[Dataset entries]
## begin
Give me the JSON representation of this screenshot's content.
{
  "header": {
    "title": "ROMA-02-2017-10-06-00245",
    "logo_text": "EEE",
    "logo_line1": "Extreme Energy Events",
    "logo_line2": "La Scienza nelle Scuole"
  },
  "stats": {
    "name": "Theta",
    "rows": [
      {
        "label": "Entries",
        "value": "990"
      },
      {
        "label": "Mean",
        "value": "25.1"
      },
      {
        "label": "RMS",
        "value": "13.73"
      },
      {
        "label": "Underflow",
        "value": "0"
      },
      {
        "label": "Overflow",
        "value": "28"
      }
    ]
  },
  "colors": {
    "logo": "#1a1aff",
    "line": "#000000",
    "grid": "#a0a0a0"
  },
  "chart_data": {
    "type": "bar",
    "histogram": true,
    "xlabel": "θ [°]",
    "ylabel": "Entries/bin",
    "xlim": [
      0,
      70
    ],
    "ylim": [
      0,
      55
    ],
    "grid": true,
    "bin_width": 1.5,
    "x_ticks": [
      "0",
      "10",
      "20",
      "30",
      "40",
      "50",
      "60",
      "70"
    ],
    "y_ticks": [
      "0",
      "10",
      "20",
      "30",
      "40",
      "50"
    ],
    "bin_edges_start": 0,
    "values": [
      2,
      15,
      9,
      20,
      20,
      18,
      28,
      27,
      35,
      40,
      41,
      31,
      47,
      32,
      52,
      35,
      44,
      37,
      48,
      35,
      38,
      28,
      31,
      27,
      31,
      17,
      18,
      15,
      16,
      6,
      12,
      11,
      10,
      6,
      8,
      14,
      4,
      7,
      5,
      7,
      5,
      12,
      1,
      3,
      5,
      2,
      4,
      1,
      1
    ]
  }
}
## end
* **JOB**
Output all of the material, please, exactly as it stands.

* **ANSWER TO THIS TASK**
Give me the JSON representation of this screenshot's content.
{
  "header": {
    "title": "ROMA-02-2017-10-06-00245",
    "logo_text": "EEE",
    "logo_line1": "Extreme Energy Events",
    "logo_line2": "La Scienza nelle Scuole"
  },
  "stats": {
    "name": "Theta",
    "rows": [
      {
        "label": "Entries",
        "value": "990"
      },
      {
        "label": "Mean",
        "value": "25.1"
      },
      {
        "label": "RMS",
        "value": "13.73"
      },
      {
        "label": "Underflow",
        "value": "0"
      },
      {
        "label": "Overflow",
        "value": "28"
      }
    ]
  },
  "colors": {
    "logo": "#1a1aff",
    "line": "#000000",
    "grid": "#a0a0a0"
  },
  "chart_data": {
    "type": "bar",
    "histogram": true,
    "xlabel": "θ [°]",
    "ylabel": "Entries/bin",
    "xlim": [
      0,
      70
    ],
    "ylim": [
      0,
      55
    ],
    "grid": true,
    "bin_width": 1.5,
    "x_ticks": [
      "0",
      "10",
      "20",
      "30",
      "40",
      "50",
      "60",
      "70"
    ],
    "y_ticks": [
      "0",
      "10",
      "20",
      "30",
      "40",
      "50"
    ],
    "bin_edges_start": 0,
    "values": [
      2,
      15,
      9,
      20,
      20,
      18,
      28,
      27,
      35,
      40,
      41,
      31,
      47,
      32,
      52,
      35,
      44,
      37,
      48,
      35,
      38,
      28,
      31,
      27,
      31,
      17,
      18,
      15,
      16,
      6,
      12,
      11,
      10,
      6,
      8,
      14,
      4,
      7,
      5,
      7,
      5,
      12,
      1,
      3,
      5,
      2,
      4,
      1,
      1
    ]
  }
}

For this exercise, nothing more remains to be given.